— DATA LINES —
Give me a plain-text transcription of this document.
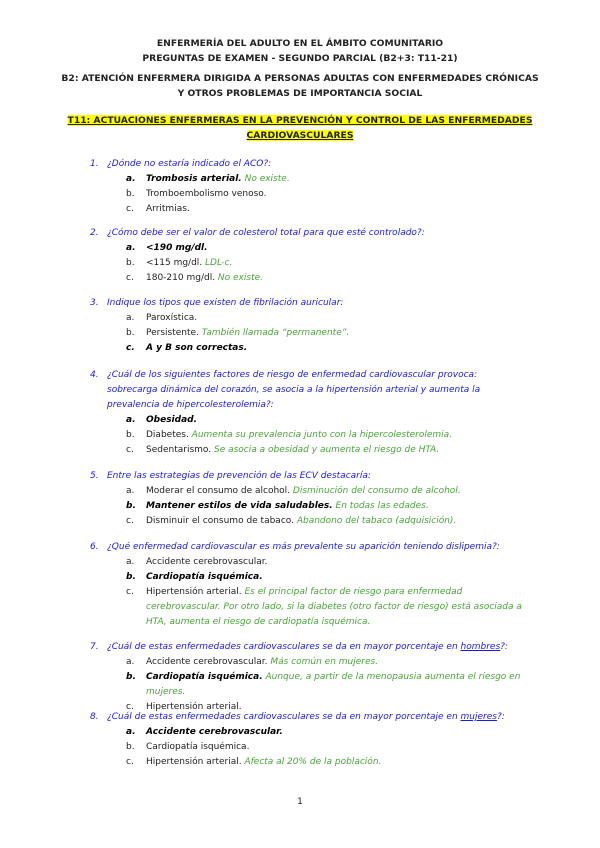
ENFERMERÍA DEL ADULTO EN EL ÁMBITO COMUNITARIO
PREGUNTAS DE EXAMEN - SEGUNDO PARCIAL (B2+3: T11-21)
B2: ATENCIÓN ENFERMERA DIRIGIDA A PERSONAS ADULTAS CON ENFERMEDADES CRÓNICAS Y OTROS PROBLEMAS DE IMPORTANCIA SOCIAL
T11: ACTUACIONES ENFERMERAS EN LA PREVENCIÓN Y CONTROL DE LAS ENFERMEDADES CARDIOVASCULARES
1. ¿Dónde no estaría indicado el ACO?:
a.	Trombosis arterial. No existe.
b.	Tromboembolismo venoso.
c.	Arritmias.
2. ¿Cómo debe ser el valor de colesterol total para que esté controlado?:
a.	<190 mg/dl.
b.	<115 mg/dl. LDL-c.
c.	180-210 mg/dl. No existe.
3. Indique los tipos que existen de fibrilación auricular:
a.	Paroxística.
b.	Persistente. También llamada “permanente”.
c.	A y B son correctas.
4. ¿Cuál de los siguientes factores de riesgo de enfermedad cardiovascular provoca: sobrecarga dinámica del corazón, se asocia a la hipertensión arterial y aumenta la prevalencia de hipercolesterolemia?:
a.	Obesidad.
b.	Diabetes. Aumenta su prevalencia junto con la hipercolesterolemia.
c.	Sedentarismo. Se asocia a obesidad y aumenta el riesgo de HTA.
5. Entre las estrategias de prevención de las ECV destacaría:
a.	Moderar el consumo de alcohol. Disminución del consumo de alcohol.
b.	Mantener estilos de vida saludables. En todas las edades.
c.	Disminuir el consumo de tabaco. Abandono del tabaco (adquisición).
6. ¿Qué enfermedad cardiovascular es más prevalente su aparición teniendo dislipemia?:
a.	Accidente cerebrovascular.
b.	Cardiopatía isquémica.
c.	Hipertensión arterial. Es el principal factor de riesgo para enfermedad cerebrovascular. Por otro lado, si la diabetes (otro factor de riesgo) está asociada a HTA, aumenta el riesgo de cardiopatía isquémica.
7. ¿Cuál de estas enfermedades cardiovasculares se da en mayor porcentaje en hombres?:
a.	Accidente cerebrovascular. Más común en mujeres.
b.	Cardiopatía isquémica. Aunque, a partir de la menopausia aumenta el riesgo en mujeres.
c.	Hipertensión arterial.
8. ¿Cuál de estas enfermedades cardiovasculares se da en mayor porcentaje en mujeres?:
a.	Accidente cerebrovascular.
b.	Cardiopatía isquémica.
c.	Hipertensión arterial. Afecta al 20% de la población.
1
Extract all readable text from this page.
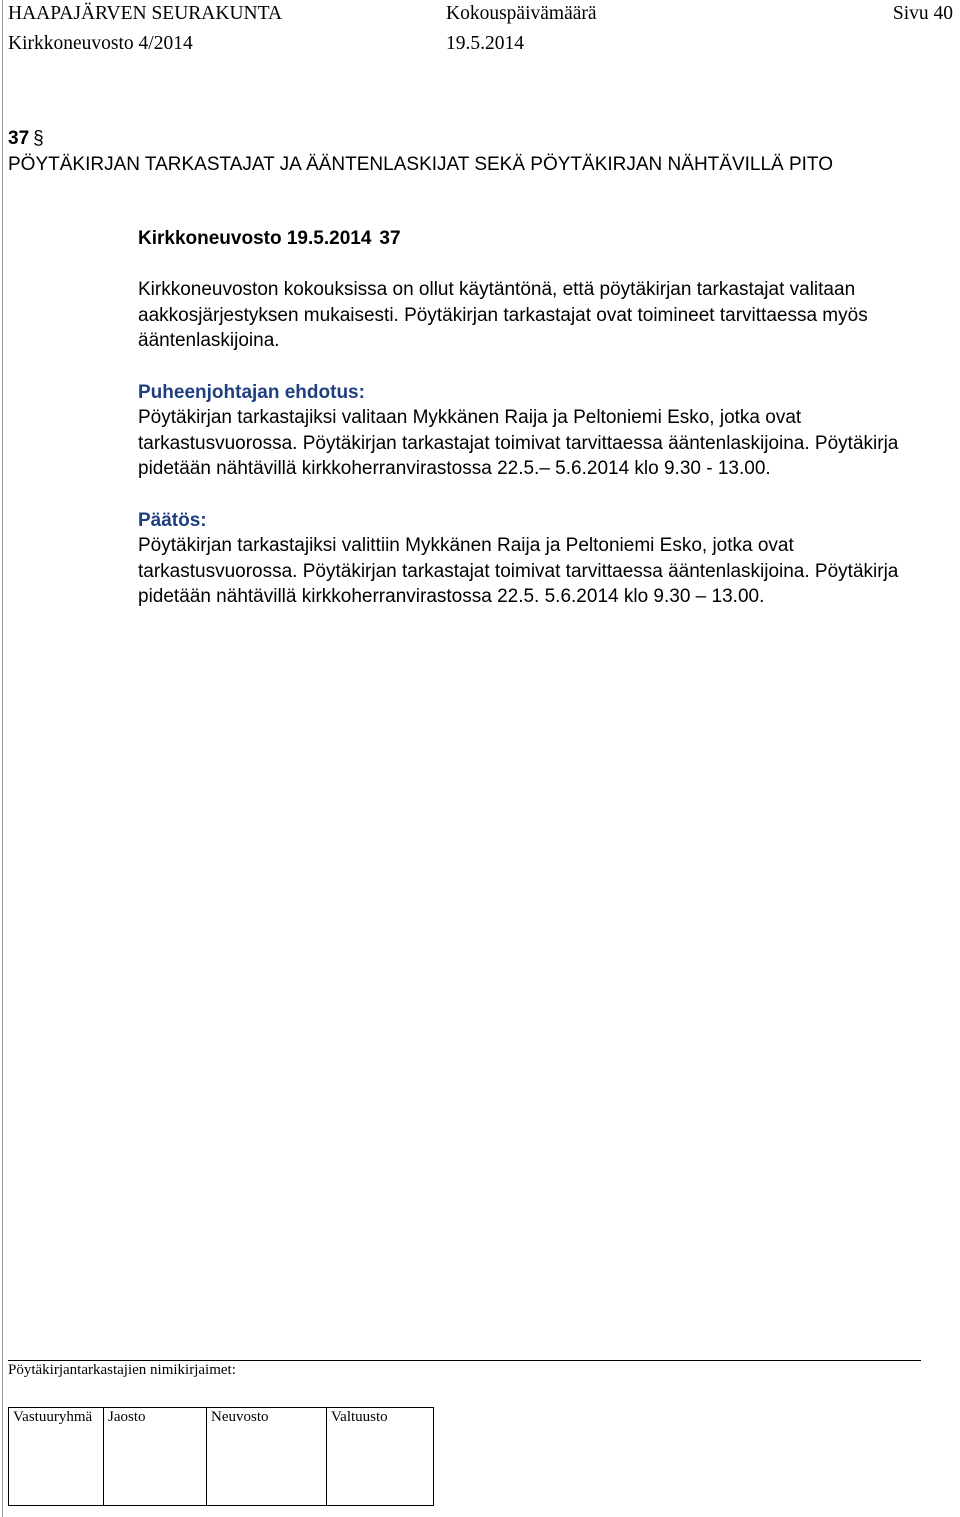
HAAPAJÄRVEN SEURAKUNTA	Kokouspäivämäärä	Sivu 40
Kirkkoneuvosto 4/2014	19.5.2014
37 §
PÖYTÄKIRJAN TARKASTAJAT JA ÄÄNTENLASKIJAT SEKÄ PÖYTÄKIRJAN NÄHTÄVILLÄ PITO

Kirkkoneuvosto 19.5.2014 37

Kirkkoneuvoston kokouksissa on ollut käytäntönä, että pöytäkirjan tarkastajat valitaan aakkosjärjestyksen mukaisesti. Pöytäkirjan tarkastajat ovat toimineet tarvittaessa myös ääntenlaskijoina.

Puheenjohtajan ehdotus:

Pöytäkirjan tarkastajiksi valitaan Mykkänen Raija ja Peltoniemi Esko, jotka ovat tarkastusvuorossa. Pöytäkirjan tarkastajat toimivat tarvittaessa ääntenlaskijoina. Pöytäkirja pidetään nähtävillä kirkkoherranvirastossa 22.5.– 5.6.2014 klo 9.30 - 13.00.

Päätös:

Pöytäkirjan tarkastajiksi valittiin Mykkänen Raija ja Peltoniemi Esko, jotka ovat tarkastusvuorossa. Pöytäkirjan tarkastajat toimivat tarvittaessa ääntenlaskijoina. Pöytäkirja pidetään nähtävillä kirkkoherranvirastossa 22.5. 5.6.2014 klo 9.30 – 13.00.

Pöytäkirjantarkastajien nimikirjaimet:
Vastuuryhmä	Jaosto	Neuvosto	Valtuusto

— YOUR TASK —
Count every line bearing the word "valitaan"; report the total only.

— REPLY —
2